* TEXT EXTRACT *
*****

The several defendants in error are, and always have been, citizens of the state of New York, and were, at the time the scheme of arrangement was entered into and confirmed by the parliament of Canada, the holders and owners of certain of the bonds of 1871, and of certain extension bonds, these last having been delivered to them respectively at the Union Trust Company in the city of New York, where the exchanges were made, in December, 1873. Neither of the defendants in error assented in fact to the scheme of arrangement, and they did not take part in the appointment of the joint committee. Their extension bonds have never been paid, neither have the coupons on their bonds of 1871, which fell due on the first of July, 1875, and since, though demanded. The company has been at all times ready and willing to issue and deliver to them the full number of new bonds, with the guaranty of the New York Central & Hudson River Railroad Company attached, that they would be entitled to receive under the scheme of arrangement.
These suits were brought on the extension bonds and past-due coupons. The company pleaded the scheme of arrangement as a defense, and at the trial tendered the new bonds in ex- change for the old. The circuit court decided that the arrangement was not a bar to the actions, and gave judgments in each of them against the company for the full amount of extension bonds and coupons sued for. To reverse these judgments the present writs of error were brought. Two questions are presented for our consideration: (1) Whether the 'arrangement act' is valid in Canada, and had the effect of binding nonassenting bondholders within the dominion by the terms of the scheme; and (2) whether, if it did have that effect in Canada, the courts of the United States should give it the same effect as against citizens of the United States whose rights accrued before its passage.
Jos. H. Choate, for railway company.
John M. Bowers, for defendants in error.

*****

* EXCERPTED DATA *
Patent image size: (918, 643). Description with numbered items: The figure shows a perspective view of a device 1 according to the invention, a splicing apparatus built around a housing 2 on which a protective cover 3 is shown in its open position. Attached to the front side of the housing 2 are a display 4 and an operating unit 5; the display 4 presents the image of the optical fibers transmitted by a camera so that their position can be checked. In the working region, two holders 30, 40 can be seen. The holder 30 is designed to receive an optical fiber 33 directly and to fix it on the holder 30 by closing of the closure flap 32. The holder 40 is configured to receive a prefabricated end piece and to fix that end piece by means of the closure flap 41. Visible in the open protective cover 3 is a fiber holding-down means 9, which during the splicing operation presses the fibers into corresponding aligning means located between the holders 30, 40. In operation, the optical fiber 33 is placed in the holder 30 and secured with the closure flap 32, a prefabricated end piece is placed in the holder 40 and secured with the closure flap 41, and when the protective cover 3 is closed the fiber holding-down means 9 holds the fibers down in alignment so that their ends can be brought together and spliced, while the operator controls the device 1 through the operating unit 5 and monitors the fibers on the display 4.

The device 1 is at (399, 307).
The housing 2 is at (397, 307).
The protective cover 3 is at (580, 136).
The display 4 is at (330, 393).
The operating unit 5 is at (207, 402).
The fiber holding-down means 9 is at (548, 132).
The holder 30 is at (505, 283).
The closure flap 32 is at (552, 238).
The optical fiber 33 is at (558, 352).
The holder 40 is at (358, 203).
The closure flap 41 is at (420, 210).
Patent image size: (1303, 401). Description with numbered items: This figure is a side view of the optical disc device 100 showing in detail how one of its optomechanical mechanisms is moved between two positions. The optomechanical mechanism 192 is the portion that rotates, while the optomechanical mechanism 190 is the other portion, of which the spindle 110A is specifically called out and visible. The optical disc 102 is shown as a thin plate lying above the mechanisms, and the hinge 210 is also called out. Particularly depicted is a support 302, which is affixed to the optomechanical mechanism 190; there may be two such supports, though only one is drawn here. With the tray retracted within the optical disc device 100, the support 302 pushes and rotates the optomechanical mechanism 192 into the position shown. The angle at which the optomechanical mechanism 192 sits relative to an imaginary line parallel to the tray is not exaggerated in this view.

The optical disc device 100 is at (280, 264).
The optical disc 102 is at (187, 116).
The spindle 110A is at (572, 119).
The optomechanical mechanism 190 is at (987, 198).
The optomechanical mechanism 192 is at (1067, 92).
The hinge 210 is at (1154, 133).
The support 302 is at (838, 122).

*****

* SET TASKS *
**A)** Condense the paragraph of the bond case excerpt that begins "These suits were brought on the extension bonds" into a short bulleted list that keeps its main facts.
**B)** Quote the passage of the bond case excerpt starting at "These suits were" and ending at "before its passage.".

* RESPONSES *
**A)**
- The suits were brought on the extension bonds and past-due coupons.
- The company defended by pleading the scheme of arrangement, and at trial it offered new bonds in exchange for the old.
- The circuit court ruled that the arrangement did not bar the actions and entered judgments against the company for the full amount of the extension bonds and coupons sued for.
- The company brought writs of error to reverse those judgments.
- The court must decide two questions:
  1. Whether the "arrangement act" is valid in Canada and binds nonassenting bondholders within the dominion by the terms of the scheme.
  2. If it does, whether United States courts should give it the same effect against U.S. citizens whose rights arose before the act was passed.

**B)**
These suits were brought on the extension bonds and past-due coupons. The company pleaded the scheme of arrangement as a defense, and at the trial tendered the new bonds in ex- change for the old. The circuit court decided that the arrangement was not a bar to the actions, and gave judgments in each of them against the company for the full amount of extension bonds and coupons sued for. To reverse these judgments the present writs of error were brought. Two questions are presented for our consideration: (1) Whether the 'arrangement act' is valid in Canada, and had the effect of binding nonassenting bondholders within the dominion by the terms of the scheme; and (2) whether, if it did have that effect in Canada, the courts of the United States should give it the same effect as against citizens of the United States whose rights accrued before its passage.